*What is being asked:* Render the items as a numbered list, from the first line through the line that contains "term-wheat: Wheat xyxy=(382,416,446,443)", including both ends and leaving out any blank lines.

————

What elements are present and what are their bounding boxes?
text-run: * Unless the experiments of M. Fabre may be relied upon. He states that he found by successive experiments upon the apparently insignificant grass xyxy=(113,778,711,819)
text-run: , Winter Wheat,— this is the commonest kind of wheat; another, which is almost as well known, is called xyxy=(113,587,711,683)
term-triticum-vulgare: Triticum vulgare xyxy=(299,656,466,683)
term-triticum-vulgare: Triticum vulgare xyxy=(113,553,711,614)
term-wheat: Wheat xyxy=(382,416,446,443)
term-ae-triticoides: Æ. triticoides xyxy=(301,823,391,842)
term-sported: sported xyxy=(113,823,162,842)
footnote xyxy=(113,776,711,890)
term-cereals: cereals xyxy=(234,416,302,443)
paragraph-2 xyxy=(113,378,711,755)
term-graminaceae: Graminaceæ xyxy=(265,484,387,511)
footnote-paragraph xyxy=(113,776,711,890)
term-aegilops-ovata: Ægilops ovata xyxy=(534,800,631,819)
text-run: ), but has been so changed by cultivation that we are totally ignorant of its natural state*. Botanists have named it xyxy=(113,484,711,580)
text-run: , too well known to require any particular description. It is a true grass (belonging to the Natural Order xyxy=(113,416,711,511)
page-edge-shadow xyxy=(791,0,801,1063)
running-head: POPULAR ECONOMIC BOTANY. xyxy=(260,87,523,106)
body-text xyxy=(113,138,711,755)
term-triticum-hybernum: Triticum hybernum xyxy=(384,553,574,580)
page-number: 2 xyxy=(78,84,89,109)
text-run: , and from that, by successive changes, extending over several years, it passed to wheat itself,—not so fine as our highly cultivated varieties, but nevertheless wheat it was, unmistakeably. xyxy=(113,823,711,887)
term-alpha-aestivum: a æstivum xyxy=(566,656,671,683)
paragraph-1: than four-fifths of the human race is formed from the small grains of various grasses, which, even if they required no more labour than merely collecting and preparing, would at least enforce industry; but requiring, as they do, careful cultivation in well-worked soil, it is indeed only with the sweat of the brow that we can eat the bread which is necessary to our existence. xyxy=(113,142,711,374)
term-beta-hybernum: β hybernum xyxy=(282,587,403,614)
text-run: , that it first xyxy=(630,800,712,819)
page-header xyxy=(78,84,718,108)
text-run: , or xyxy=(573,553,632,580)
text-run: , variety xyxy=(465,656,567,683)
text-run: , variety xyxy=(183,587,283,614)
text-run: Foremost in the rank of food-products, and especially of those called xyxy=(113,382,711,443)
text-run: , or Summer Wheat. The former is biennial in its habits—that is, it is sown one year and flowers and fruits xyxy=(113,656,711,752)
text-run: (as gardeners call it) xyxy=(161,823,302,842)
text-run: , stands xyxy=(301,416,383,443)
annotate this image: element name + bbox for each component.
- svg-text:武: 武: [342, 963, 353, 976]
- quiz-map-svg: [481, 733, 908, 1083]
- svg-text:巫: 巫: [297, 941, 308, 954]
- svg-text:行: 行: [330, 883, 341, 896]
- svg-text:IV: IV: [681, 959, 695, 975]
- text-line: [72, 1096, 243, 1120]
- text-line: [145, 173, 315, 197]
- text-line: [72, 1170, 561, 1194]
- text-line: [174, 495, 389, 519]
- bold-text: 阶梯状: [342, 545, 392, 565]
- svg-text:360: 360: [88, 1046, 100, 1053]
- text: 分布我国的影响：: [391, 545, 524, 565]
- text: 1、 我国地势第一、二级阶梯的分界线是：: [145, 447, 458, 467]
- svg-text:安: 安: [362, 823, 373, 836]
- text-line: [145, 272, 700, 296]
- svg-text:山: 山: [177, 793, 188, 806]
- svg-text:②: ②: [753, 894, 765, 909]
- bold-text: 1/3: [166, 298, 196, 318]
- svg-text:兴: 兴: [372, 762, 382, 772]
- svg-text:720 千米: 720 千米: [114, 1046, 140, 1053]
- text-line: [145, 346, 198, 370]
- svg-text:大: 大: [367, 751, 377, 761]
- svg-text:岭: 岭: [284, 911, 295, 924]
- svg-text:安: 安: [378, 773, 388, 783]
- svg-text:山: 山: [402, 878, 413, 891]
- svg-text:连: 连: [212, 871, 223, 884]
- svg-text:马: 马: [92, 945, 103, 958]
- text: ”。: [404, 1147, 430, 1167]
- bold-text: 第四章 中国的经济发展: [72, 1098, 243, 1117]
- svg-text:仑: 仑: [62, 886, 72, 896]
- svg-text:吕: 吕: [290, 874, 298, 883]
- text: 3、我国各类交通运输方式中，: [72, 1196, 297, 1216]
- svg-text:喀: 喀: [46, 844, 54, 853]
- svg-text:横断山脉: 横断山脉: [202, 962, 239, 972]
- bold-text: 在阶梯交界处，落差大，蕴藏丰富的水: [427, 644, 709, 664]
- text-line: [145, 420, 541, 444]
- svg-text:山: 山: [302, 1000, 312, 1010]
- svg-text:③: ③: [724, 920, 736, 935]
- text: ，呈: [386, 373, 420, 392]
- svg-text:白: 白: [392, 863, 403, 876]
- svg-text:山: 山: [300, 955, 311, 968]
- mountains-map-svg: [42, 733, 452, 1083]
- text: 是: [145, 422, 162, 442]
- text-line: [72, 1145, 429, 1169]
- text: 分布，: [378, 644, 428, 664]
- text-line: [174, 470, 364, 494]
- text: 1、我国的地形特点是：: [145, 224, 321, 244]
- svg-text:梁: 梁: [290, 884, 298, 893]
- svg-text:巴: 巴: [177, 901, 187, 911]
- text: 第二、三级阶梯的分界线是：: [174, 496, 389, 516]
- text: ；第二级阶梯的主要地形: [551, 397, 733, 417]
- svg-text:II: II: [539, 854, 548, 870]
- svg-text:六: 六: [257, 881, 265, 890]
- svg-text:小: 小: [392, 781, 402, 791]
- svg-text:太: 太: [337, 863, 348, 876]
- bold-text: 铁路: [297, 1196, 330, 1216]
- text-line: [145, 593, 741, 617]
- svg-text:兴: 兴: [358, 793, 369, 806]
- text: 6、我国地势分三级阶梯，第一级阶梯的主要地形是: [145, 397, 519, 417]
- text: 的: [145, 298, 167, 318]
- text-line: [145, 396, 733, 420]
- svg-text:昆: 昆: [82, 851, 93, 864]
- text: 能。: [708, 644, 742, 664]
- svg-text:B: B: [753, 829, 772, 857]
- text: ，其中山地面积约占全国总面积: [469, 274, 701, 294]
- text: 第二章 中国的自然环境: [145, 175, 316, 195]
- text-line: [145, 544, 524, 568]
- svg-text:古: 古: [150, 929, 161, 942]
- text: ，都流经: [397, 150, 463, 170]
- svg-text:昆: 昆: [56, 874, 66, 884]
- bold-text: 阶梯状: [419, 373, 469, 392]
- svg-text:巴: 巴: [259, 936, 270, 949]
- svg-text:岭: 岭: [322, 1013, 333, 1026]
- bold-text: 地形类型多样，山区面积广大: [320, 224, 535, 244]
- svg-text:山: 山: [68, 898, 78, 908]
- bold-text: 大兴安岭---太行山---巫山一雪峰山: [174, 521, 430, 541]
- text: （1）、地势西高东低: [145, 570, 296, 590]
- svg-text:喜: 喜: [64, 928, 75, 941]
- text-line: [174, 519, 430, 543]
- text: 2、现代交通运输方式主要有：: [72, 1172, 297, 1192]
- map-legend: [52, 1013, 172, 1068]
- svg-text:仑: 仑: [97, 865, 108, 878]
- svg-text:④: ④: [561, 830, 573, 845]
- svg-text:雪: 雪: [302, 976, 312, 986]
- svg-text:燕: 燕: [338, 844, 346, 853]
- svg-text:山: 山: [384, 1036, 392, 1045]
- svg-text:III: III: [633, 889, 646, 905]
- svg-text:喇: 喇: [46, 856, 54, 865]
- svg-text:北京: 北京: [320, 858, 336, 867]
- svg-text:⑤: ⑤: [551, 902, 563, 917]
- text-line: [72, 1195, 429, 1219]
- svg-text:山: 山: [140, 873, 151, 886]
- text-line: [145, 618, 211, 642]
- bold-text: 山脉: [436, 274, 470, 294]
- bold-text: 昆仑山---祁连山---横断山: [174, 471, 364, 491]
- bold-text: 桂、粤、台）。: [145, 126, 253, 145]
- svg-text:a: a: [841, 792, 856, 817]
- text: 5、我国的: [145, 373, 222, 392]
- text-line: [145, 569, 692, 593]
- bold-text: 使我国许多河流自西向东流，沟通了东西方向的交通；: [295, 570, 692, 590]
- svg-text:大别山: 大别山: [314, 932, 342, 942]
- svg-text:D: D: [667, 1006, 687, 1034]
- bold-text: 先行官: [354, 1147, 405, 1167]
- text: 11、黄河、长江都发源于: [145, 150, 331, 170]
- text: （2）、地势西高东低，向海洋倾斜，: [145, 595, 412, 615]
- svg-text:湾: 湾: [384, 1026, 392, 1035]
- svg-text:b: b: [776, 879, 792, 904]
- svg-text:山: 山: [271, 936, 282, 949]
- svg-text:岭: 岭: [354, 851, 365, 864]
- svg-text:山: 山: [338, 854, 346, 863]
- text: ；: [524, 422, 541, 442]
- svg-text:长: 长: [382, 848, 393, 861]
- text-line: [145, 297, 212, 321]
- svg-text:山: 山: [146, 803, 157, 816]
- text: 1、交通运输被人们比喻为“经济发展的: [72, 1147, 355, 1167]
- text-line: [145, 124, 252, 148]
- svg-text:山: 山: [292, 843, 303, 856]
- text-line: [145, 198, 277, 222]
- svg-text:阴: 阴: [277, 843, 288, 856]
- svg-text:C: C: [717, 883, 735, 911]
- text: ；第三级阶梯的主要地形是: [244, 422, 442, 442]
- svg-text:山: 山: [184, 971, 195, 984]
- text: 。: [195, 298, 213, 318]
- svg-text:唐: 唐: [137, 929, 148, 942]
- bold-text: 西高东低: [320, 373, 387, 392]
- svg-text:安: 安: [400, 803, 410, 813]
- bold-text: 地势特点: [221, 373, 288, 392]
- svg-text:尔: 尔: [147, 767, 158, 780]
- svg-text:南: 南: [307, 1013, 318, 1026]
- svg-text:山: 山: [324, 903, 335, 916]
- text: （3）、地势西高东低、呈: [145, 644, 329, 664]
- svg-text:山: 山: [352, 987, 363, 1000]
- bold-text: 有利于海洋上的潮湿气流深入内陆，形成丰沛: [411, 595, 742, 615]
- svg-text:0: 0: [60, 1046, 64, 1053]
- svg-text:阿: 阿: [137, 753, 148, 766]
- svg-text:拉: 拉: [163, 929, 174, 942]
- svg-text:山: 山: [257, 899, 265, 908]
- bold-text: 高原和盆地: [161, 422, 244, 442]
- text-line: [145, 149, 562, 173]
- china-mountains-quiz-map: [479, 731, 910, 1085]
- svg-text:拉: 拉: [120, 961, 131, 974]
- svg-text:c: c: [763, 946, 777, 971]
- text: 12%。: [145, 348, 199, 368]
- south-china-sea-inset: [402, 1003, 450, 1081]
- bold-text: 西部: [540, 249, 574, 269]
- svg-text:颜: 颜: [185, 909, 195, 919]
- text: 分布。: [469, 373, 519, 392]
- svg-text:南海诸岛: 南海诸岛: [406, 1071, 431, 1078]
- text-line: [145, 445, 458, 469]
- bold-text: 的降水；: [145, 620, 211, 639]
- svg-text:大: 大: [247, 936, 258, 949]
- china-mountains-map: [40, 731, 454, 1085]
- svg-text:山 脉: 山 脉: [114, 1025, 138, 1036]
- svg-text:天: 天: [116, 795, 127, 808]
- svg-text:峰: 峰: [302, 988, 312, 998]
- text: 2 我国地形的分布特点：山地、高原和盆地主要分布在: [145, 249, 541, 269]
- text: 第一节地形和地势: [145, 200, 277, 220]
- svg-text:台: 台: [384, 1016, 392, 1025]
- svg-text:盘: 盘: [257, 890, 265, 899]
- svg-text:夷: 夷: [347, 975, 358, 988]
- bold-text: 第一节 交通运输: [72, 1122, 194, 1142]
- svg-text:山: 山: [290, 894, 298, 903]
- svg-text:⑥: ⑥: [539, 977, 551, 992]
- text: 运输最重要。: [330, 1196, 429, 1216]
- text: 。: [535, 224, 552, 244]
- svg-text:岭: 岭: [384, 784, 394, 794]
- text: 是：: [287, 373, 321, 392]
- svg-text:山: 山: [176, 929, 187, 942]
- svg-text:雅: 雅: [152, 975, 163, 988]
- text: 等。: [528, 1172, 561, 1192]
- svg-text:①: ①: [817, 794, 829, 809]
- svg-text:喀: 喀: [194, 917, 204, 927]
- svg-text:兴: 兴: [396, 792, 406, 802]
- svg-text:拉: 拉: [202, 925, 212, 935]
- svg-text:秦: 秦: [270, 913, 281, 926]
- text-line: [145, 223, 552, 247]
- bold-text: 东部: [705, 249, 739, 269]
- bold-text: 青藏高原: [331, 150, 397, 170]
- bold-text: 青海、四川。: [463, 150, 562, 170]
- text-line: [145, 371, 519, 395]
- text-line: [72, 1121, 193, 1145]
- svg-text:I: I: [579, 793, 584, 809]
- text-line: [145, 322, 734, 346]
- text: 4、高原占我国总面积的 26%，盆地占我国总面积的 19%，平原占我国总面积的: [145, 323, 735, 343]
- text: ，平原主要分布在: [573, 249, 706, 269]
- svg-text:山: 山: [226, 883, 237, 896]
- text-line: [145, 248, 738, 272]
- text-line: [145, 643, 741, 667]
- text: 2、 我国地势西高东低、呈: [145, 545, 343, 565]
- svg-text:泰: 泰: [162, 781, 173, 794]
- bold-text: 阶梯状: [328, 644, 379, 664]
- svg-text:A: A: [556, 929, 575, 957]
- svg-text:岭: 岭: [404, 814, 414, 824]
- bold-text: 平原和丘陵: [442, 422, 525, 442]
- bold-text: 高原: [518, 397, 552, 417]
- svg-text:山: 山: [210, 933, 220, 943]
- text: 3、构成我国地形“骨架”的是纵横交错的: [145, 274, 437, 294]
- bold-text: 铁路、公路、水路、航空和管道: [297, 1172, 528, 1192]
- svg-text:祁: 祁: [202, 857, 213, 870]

————

*Written response:*
1. What elements are present and what are their bounding boxes?
2. text-run: * Unless the experiments of M. Fabre may be relied upon. He states that he found by successive experiments upon the apparently insignificant grass xyxy=(113,778,711,819)
3. text-run: , Winter Wheat,— this is the commonest kind of wheat; another, which is almost as well known, is called xyxy=(113,587,711,683)
4. term-triticum-vulgare: Triticum vulgare xyxy=(299,656,466,683)
5. term-triticum-vulgare: Triticum vulgare xyxy=(113,553,711,614)
6. term-wheat: Wheat xyxy=(382,416,446,443)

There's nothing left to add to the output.